● Given entries:
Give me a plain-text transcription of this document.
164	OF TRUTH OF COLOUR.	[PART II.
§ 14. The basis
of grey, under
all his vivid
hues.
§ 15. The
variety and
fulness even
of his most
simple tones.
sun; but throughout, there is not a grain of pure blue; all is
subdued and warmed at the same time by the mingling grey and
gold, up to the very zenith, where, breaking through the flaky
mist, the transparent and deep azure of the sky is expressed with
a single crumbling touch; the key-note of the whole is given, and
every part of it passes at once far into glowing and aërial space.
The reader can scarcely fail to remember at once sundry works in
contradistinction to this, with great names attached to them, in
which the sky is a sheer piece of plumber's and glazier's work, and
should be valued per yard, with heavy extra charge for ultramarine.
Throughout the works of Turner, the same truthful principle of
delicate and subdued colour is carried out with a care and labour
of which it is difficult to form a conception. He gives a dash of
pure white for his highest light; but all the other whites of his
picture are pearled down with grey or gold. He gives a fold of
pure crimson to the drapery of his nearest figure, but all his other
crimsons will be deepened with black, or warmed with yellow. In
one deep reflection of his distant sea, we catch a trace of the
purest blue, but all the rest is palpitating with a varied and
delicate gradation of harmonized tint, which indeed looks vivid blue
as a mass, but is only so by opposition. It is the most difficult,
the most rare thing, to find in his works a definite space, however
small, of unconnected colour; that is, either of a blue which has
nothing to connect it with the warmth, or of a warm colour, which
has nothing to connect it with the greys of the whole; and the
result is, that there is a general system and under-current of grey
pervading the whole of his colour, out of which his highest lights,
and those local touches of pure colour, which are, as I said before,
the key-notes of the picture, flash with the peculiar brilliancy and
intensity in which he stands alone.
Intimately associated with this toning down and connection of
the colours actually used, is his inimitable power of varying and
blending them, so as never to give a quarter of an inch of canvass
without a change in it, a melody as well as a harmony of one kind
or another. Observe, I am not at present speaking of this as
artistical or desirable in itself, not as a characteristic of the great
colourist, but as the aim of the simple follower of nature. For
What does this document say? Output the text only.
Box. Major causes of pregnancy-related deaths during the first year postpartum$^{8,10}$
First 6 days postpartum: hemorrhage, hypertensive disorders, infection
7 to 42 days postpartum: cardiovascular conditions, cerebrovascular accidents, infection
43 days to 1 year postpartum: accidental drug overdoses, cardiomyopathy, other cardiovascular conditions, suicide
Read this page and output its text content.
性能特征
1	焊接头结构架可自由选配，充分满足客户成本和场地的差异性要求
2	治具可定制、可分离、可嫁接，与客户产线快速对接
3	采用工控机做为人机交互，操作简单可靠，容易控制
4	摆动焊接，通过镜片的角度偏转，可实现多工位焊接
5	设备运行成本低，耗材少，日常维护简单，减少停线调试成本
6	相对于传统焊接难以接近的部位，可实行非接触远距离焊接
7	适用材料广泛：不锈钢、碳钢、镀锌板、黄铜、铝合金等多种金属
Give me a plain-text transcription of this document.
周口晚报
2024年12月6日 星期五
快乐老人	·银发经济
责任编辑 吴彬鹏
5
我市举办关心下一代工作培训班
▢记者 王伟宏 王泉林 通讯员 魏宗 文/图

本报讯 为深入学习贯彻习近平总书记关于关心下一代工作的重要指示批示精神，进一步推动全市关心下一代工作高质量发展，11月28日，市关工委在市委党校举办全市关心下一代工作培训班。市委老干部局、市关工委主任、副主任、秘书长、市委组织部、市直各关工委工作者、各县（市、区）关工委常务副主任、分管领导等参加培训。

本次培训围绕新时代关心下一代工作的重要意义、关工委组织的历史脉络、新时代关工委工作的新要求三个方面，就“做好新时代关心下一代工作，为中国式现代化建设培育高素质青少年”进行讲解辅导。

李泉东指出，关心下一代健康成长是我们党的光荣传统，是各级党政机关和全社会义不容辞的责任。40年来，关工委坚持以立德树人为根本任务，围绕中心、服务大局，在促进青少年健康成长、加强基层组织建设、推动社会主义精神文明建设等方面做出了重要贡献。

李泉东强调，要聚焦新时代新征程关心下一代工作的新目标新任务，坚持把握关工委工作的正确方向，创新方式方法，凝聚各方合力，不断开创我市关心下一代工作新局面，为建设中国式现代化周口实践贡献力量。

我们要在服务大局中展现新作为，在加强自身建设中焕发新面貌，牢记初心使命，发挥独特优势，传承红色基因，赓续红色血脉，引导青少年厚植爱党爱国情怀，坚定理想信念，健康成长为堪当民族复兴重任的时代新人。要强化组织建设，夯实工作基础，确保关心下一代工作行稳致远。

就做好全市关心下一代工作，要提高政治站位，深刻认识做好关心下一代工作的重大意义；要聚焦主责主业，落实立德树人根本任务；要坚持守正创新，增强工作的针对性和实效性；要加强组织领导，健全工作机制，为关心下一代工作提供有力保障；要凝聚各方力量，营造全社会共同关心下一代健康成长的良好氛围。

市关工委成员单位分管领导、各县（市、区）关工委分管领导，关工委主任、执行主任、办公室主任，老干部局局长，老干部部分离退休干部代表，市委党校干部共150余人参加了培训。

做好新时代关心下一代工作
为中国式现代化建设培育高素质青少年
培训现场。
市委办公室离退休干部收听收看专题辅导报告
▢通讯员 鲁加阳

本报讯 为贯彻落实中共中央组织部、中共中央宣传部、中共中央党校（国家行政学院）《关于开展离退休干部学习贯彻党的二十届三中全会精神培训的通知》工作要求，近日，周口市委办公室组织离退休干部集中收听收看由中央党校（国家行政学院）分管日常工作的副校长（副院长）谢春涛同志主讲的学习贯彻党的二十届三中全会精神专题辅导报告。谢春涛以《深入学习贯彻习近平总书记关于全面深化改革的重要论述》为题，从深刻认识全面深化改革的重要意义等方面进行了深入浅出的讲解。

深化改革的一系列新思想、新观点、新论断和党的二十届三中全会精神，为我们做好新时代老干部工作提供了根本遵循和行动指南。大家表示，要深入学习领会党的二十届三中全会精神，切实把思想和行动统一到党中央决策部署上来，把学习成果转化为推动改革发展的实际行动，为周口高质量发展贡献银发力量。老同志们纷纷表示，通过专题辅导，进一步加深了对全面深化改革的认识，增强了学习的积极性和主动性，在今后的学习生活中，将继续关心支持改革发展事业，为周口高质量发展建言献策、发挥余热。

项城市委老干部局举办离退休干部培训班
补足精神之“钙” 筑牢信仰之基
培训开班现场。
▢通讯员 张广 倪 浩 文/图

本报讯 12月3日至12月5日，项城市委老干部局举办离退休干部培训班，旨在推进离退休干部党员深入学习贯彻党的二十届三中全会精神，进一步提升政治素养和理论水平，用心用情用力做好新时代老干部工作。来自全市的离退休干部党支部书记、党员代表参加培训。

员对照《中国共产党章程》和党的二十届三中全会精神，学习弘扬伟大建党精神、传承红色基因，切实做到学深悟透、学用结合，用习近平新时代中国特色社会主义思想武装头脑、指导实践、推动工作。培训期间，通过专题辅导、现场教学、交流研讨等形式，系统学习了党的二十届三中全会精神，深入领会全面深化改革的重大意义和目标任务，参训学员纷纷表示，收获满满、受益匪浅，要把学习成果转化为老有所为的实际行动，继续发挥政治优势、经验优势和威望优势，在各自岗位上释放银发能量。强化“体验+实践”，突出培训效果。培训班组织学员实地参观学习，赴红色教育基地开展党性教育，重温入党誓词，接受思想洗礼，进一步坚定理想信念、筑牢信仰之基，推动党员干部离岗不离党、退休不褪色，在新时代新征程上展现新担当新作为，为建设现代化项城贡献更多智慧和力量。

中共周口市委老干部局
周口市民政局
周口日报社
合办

● Work to complete:
Check each line above for the string "this", then copy the ones that have it.

● Task output:
Give me a plain-text transcription of this document.
contradistinction to this, with great names attached to them, in
Intimately associated with this toning down and connection of
or another. Observe, I am not at present speaking of this as
What does this document say? Output the text only.
Read this page and output its text content.
Give me a plain-text transcription of this document.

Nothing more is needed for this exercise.